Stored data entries
● ● ● ● ●
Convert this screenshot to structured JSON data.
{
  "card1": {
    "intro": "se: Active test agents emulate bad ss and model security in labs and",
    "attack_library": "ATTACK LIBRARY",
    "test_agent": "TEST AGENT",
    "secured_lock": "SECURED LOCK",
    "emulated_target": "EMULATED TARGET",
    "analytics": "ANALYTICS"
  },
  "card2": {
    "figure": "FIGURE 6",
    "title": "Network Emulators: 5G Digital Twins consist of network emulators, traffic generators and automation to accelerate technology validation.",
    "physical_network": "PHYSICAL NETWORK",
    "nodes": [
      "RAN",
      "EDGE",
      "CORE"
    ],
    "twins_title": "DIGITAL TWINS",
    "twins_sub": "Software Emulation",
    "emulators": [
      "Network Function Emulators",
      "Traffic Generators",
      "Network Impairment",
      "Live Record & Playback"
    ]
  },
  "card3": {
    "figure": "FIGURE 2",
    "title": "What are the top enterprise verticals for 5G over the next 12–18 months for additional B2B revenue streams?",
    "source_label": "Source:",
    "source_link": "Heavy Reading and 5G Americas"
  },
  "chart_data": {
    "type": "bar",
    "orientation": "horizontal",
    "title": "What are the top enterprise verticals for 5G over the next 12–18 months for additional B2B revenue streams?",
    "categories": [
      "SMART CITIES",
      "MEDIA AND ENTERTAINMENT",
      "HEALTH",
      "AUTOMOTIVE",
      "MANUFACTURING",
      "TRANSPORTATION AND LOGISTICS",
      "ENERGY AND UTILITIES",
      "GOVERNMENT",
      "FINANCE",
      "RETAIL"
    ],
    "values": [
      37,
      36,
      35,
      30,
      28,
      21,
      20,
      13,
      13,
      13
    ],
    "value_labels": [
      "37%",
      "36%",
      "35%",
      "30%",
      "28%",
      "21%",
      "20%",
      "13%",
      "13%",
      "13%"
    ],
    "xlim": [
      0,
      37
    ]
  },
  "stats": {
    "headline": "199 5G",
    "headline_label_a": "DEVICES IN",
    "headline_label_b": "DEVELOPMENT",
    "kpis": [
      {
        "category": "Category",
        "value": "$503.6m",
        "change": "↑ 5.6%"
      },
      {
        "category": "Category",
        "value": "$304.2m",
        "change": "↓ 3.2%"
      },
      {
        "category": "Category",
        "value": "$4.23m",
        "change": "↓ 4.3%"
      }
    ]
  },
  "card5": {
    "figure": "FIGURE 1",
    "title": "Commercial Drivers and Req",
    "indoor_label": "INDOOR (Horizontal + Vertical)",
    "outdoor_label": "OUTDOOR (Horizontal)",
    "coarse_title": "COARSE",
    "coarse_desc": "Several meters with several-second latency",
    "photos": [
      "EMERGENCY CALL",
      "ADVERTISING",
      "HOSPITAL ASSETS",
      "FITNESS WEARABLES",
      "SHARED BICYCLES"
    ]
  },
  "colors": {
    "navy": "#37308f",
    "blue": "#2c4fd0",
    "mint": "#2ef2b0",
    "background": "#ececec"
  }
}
● ● ● ● ●
**WORK TO COMPLETE:**
Scan the data above and copy every line with "figure" in it.

**RESPONSE TO THE EXERCISE:**
    "figure": "FIGURE 6",
    "figure": "FIGURE 2",
    "figure": "FIGURE 1",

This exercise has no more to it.